--- START SELECTED EXCERPT ---

Friday, August 11
Asteroid 9 Eunomia is sliding through Sagittarius, tonight appearing to form the apex of a triangle whose base is marked by the globular clusters M22 and NGC 6642.
You’ll find Sagittarius in the south after sunset — see if you can locate the famous Teapot asterism, its spout tilted slightly toward the horizon. Eunomia is located just off the tip of the Teapot’s lid, marked by 3rd-magnitude Kaus Borealis (Lambda [λ] Sagittarii). From this star, slide about 3° northeast to land on magnitude 9.5 Eunomia, visible with binoculars or a small telescope.
About 40′ to Eunomia’s southeast is 5th-magnitude M22, a bright, dense cluster of stars. At about 10,000 light-years away, M22 is quite close and covers a large area of sky: about half a degree. Because it’s so bright and big, it’s easy to find and an excellent object to enjoy under magnification.
Next, roughly 1° to Eunomia’s southwest is NGC 6642, a much fainter 9th-magnitude globular that lies more than twice as far as M22. As a result, this cluster only spans about 1/3 of M22’s apparent width. It will thus appear much smaller and its stars are harder to resolve; it may look more like a condensed ball of fuzz with a slightly brighter center.
Sunrise: 6:08 A.M.
Sunset: 8:02 P.M.
Moonset: 5:23 P.M.
Moon Phase: Waning crescent (19%)
*Times for sunrise, sunset, moonrise, and moonset are given in local time from 40° N 90° W. The Moon’s illumination is given at 12 P.M. local time from the same location.
Saturday, August 12
The Square of Pegasus is a famous asterism (an unofficial pattern of stars not considered one of the official 88 constellations) visible in the evening sky tonight. Look east after dark for a square-shaped pattern of four bright stars slowly rising over time. These are magnitude 2.4 Scheat (which appears highest in the sky), magnitude 2.5 Markab (to Scheat’s lower right), magnitude 2.8 Algenib (directly below Scheat as Pegasus rises), and magnitude 2.1 Alpheratz (to Scheat’s lower left).

--- END SELECTED EXCERPT ---

**AIM:**
Pick up the stargazing calendar above after its final sentence about the Square of Pegasus.

--- START DATA SECTION ---

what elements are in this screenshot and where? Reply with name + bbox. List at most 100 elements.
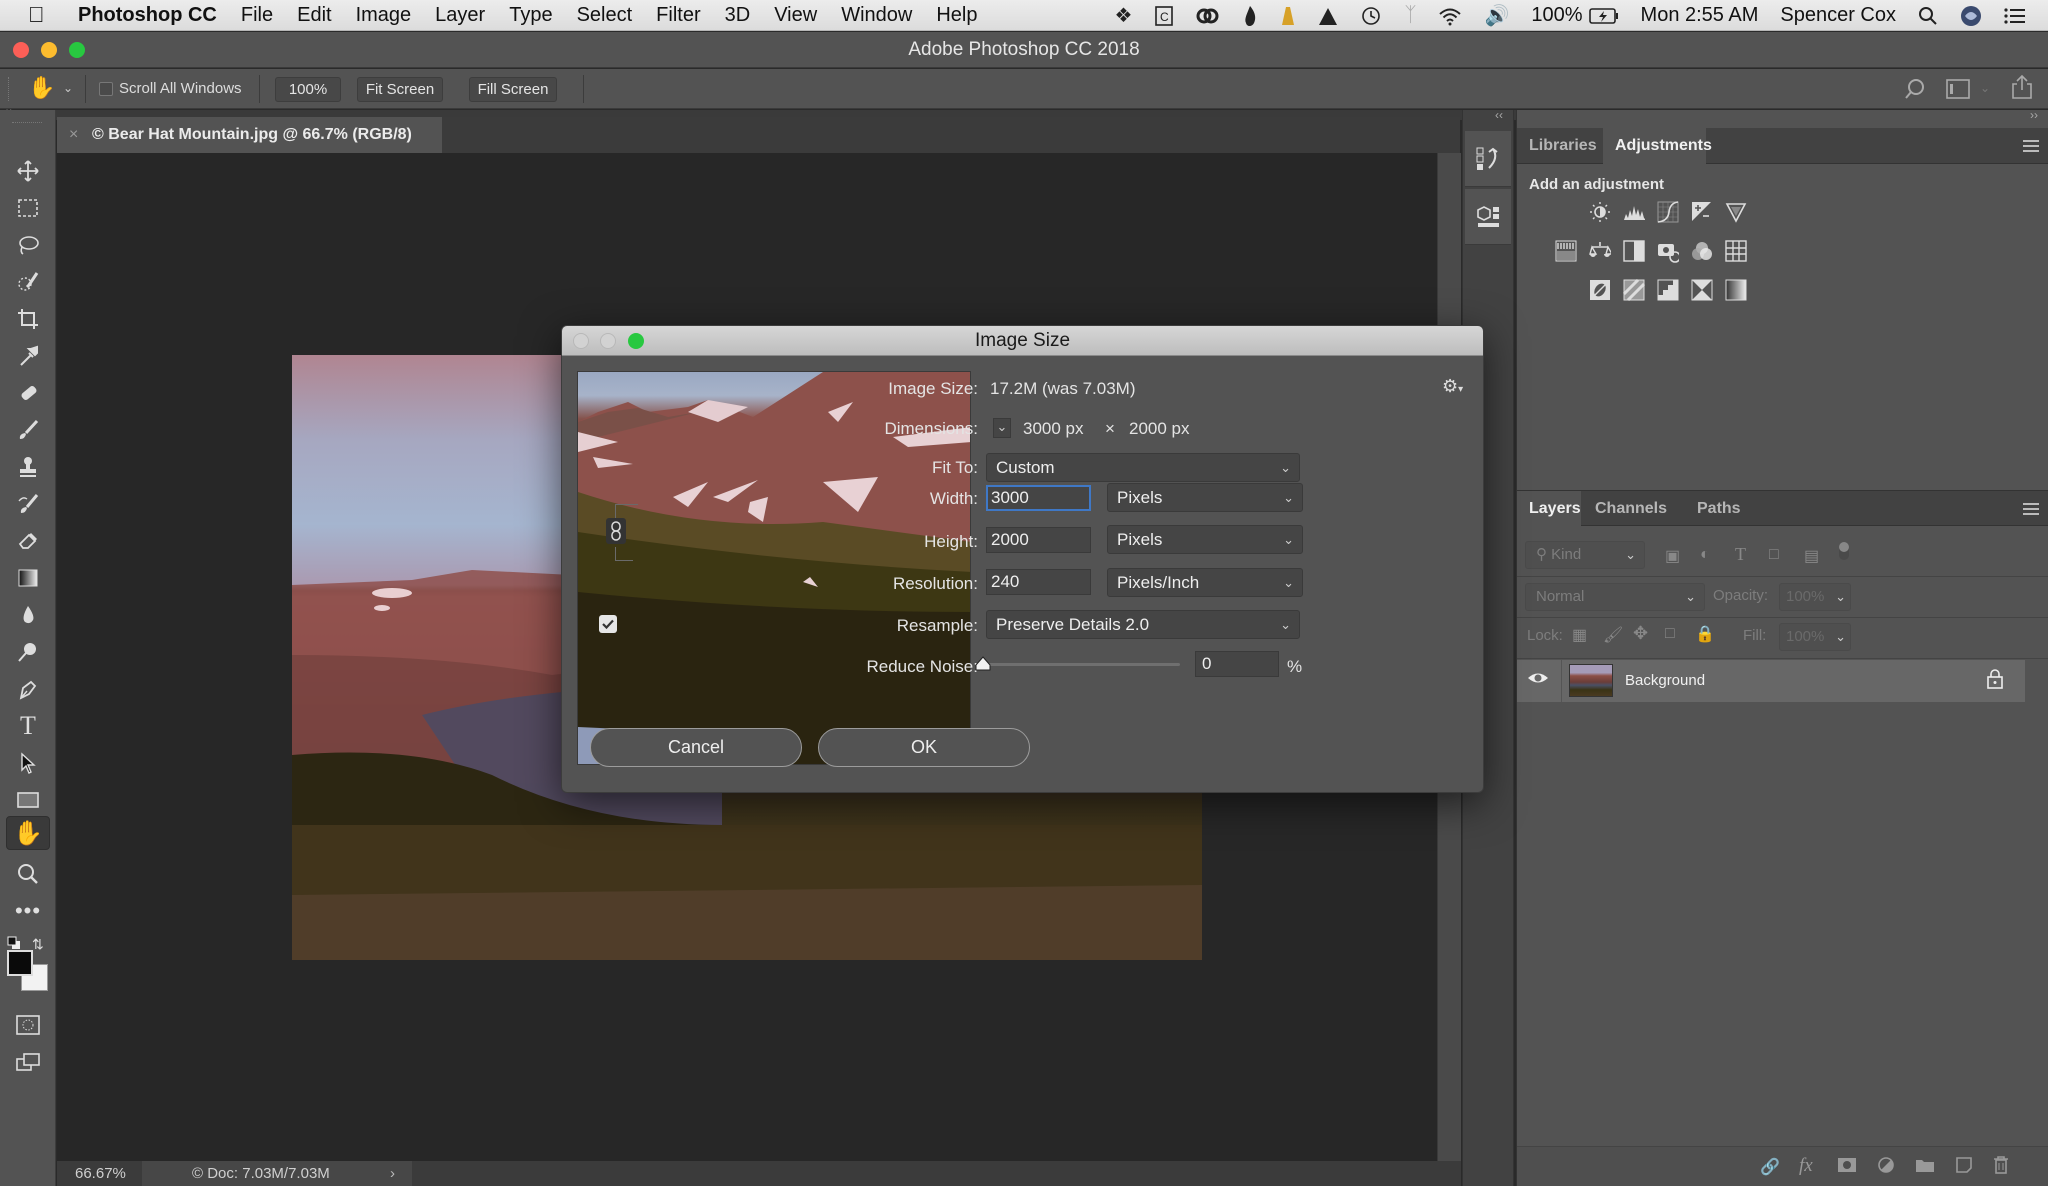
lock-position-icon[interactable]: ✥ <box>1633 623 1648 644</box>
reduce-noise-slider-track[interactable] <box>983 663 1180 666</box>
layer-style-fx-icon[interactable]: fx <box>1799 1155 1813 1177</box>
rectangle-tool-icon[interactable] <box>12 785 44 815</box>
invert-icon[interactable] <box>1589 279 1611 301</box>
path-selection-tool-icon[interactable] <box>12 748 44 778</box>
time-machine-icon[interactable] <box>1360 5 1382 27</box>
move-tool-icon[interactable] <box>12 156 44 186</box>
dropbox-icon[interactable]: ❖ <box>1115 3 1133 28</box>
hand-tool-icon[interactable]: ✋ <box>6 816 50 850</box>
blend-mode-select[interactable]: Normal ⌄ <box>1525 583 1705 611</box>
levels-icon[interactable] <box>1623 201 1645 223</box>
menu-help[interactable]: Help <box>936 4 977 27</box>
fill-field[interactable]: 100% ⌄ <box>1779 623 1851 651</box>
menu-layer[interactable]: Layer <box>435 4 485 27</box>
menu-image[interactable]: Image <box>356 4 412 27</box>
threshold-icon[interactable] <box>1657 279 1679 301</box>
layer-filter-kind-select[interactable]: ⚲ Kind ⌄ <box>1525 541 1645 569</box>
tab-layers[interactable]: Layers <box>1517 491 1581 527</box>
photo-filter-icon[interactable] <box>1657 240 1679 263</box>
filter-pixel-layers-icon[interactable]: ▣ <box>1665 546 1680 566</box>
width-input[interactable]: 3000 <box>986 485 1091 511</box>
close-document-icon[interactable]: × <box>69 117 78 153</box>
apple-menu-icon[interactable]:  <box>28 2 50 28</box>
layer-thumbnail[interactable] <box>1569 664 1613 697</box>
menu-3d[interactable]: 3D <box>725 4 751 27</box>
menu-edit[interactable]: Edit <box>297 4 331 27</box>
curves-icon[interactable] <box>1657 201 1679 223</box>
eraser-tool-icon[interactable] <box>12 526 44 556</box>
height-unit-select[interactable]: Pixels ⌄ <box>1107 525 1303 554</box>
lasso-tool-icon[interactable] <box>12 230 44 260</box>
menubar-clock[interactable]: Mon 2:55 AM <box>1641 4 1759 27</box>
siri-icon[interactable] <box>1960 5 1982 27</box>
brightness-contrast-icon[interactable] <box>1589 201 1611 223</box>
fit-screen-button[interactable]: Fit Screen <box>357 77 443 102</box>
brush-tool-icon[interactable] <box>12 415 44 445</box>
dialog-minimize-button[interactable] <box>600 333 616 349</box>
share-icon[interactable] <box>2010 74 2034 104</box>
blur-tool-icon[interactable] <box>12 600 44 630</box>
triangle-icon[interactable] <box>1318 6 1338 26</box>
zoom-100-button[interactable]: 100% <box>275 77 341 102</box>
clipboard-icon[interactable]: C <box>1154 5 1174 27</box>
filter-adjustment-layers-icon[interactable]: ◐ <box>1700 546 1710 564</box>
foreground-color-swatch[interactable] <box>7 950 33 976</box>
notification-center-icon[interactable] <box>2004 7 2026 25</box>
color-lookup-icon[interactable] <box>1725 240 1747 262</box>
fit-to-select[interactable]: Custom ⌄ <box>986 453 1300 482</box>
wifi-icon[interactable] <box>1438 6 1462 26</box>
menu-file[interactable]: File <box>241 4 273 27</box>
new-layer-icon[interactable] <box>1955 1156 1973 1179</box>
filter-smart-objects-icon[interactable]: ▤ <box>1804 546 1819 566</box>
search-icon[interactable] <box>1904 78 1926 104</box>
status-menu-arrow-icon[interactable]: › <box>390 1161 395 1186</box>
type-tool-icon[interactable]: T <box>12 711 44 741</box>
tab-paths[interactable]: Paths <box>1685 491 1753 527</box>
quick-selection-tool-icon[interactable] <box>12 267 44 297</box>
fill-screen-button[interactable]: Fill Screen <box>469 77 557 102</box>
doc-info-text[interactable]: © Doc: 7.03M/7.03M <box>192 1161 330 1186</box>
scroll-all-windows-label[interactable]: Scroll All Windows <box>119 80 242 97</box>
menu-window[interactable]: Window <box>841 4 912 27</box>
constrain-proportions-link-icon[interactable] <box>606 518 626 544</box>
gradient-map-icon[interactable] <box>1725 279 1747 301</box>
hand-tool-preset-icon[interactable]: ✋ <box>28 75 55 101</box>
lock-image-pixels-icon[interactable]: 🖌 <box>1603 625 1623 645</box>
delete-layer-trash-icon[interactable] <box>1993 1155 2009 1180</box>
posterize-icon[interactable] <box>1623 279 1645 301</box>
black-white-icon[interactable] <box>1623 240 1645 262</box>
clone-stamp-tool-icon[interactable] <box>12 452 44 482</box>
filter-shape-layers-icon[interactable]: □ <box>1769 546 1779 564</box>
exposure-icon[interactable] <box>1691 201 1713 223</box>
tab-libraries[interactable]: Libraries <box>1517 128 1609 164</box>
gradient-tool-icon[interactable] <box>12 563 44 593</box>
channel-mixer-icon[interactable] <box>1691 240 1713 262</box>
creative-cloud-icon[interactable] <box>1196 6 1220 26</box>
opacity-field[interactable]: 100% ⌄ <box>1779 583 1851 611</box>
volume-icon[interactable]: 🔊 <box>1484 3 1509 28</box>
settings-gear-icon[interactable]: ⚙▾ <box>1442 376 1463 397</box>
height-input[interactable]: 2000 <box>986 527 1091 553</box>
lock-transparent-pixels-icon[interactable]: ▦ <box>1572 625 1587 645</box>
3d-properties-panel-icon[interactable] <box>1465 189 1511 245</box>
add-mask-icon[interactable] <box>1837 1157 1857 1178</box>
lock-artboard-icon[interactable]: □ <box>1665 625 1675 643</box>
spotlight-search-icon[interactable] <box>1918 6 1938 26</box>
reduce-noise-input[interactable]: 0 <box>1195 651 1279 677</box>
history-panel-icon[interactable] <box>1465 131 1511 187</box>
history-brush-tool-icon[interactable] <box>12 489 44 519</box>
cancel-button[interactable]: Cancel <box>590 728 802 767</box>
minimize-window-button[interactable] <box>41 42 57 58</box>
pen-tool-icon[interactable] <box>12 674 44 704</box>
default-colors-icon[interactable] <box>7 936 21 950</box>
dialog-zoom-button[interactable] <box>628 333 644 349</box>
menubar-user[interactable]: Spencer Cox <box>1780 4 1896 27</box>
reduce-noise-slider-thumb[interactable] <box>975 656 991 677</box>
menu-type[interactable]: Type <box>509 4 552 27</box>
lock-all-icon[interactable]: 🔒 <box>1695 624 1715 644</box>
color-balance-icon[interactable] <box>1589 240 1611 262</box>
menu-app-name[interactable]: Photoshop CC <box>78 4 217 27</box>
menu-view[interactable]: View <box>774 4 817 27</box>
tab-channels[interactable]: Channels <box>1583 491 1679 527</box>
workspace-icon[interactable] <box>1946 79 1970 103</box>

--- END DATA SECTION ---
--- START DATA SECTION ---

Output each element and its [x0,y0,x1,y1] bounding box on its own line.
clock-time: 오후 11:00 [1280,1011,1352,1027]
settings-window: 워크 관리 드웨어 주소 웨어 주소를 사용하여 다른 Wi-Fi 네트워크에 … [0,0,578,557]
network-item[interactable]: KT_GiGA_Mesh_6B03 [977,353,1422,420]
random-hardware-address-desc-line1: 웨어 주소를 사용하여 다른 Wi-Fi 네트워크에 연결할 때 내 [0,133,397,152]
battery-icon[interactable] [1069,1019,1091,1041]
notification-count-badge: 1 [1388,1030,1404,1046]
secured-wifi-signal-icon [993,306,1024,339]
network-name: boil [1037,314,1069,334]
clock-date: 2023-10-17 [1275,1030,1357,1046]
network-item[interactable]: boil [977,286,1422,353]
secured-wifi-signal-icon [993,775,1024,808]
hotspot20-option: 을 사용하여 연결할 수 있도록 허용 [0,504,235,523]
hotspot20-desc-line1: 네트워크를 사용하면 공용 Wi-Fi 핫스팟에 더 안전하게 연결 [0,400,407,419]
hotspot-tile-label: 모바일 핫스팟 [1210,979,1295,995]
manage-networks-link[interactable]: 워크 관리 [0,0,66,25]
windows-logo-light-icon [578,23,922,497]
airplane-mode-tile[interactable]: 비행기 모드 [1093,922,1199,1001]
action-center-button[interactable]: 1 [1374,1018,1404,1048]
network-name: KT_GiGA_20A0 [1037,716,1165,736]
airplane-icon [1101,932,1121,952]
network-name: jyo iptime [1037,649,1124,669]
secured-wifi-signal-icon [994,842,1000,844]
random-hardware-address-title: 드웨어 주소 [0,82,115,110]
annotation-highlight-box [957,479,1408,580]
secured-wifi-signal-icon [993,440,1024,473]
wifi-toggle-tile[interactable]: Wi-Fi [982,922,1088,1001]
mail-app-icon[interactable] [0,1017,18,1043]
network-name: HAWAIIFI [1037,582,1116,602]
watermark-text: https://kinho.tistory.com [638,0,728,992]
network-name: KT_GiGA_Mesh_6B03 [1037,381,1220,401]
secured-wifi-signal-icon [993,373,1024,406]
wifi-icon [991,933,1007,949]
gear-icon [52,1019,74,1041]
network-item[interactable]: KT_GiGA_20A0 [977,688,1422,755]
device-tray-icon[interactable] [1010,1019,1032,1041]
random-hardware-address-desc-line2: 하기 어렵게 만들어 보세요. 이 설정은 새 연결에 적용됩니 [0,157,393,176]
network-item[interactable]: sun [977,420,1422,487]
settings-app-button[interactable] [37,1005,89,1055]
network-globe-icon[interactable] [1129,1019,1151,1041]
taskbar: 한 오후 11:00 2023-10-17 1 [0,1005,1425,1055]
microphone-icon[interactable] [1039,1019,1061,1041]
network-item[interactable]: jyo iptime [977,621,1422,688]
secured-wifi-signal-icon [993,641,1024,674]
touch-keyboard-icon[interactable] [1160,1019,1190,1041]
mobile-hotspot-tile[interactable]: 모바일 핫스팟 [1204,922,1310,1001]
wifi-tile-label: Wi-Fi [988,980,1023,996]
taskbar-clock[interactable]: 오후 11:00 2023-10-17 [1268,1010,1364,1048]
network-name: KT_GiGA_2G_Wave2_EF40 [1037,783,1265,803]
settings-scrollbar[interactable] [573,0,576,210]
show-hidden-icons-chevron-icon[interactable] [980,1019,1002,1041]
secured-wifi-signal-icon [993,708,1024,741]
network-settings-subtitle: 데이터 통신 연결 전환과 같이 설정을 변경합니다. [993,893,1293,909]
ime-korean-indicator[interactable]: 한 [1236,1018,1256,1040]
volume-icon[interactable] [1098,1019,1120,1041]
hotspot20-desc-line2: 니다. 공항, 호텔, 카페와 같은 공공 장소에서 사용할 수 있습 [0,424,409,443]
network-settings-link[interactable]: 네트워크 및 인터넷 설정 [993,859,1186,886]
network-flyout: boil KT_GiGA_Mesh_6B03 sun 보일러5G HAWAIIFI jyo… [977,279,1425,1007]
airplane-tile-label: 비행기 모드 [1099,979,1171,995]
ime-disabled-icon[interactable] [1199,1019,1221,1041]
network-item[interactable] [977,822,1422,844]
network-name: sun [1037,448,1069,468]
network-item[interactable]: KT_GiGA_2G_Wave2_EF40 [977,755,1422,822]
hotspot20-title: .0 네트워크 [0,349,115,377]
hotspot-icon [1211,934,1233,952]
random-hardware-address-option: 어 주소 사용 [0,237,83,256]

--- END DATA SECTION ---

**OUTPUT FOR THIS EXERCISE:**
That brightest star in the Square, Alpheratz, actually belongs to Andromeda, the constellation immediately north and east of Pegasus. The other stars, however, do belong to the Winged Horse, whose neck and head appear southwest of the square, emanating from Markab. Picture Pegasus as the front half of a horse flying upward from the horizon with his neck outstretched; the 2nd-magnitude star Enif marks his nose. As the night progresses, Pegasus rises up and then makes a turn toward the north, appearing to arc over the North Celestial Pole and the North Star, Polaris, in the early hours of the 13th, after midnight.
If you’re outside stargazing this evening and particularly if you’re up late, make sure to keep an eye out for Perseid meteors, which should be plentiful as the highly active shower peaks early on Sunday morning. Check out the next entry for more details.
Sunrise: 6:08 A.M.
Sunset: 8:01 P.M.
Moonrise: 2:12 A.M.
Moonset: 6:14 P.M.
Moon Phase: Waning crescent (12%)
Sunday, August 13
The Perseid meteor shower peaks this morning, with the highest rates of meteors occurring in the few hours leading up to local dawn. The shower’s radiant in Perseus is highest at that time, some 60° high in the east and just 2.5° northeast of the 4th-magnitude star Miram (Eta [η] Persei). Once you’ve found the radiant’s location, however, look away from it by at least 40° on either side — this is where the meteors with the longest trains will appear, streaking across the background sky.
Observers can expect rates of about one meteor per minute — though this is an average, so sometimes you’ll see a lot of meteors in a row and sometimes you may go several minutes without seeing any. Although the peak occurs this morning, you can also step outside again tonight after dark to catch plenty of shooting stars as the rate tapers off over the few days after the peak.
With no evening moonlight and only a thin crescent Moon early in the morning, this shower is set up to be spectacular. No equipment is required, and the pleasant weather means you can spend lots of time outside enjoying the show. Find more details for viewing or photographing the Perseids here.
Sunrise: 6:09 A.M.
Sunset: 8:00 P.M.
Moonrise: 3:08 A.M.
Moonset: 6:58 P.M.
Moon Phase: Waning crescent (7%)
Monday, August 14
The solar system’s standout gas giant, Jupiter, dominates the early-morning skies from its perch in Aries, just above the head of Cetus the Whale. Zoom in on the magnitude –2.5 planet with a telescope this morning to catch a small, dark blot of shadow slip onto the disk from the east and begin traveling west, starting around 3:20 A.M. EDT.
That shadow belongs to Europa, which sits east of the planet’s disk. Keep watching and you’ll see the moon close in on the limb, led by its shadow, though the two never cross the cloud tops at the same time. Europa’s shadow slips off the western edge of the visible disk just before 5:40 A.M. EDT, but the moon has not yet reached the eastern side of the planet. Europa finally begins its own transit just after 5:10 A.M. CDT (note that this is essentially sunrise for much of the East Coast, so observers there won’t be able to watch this occur).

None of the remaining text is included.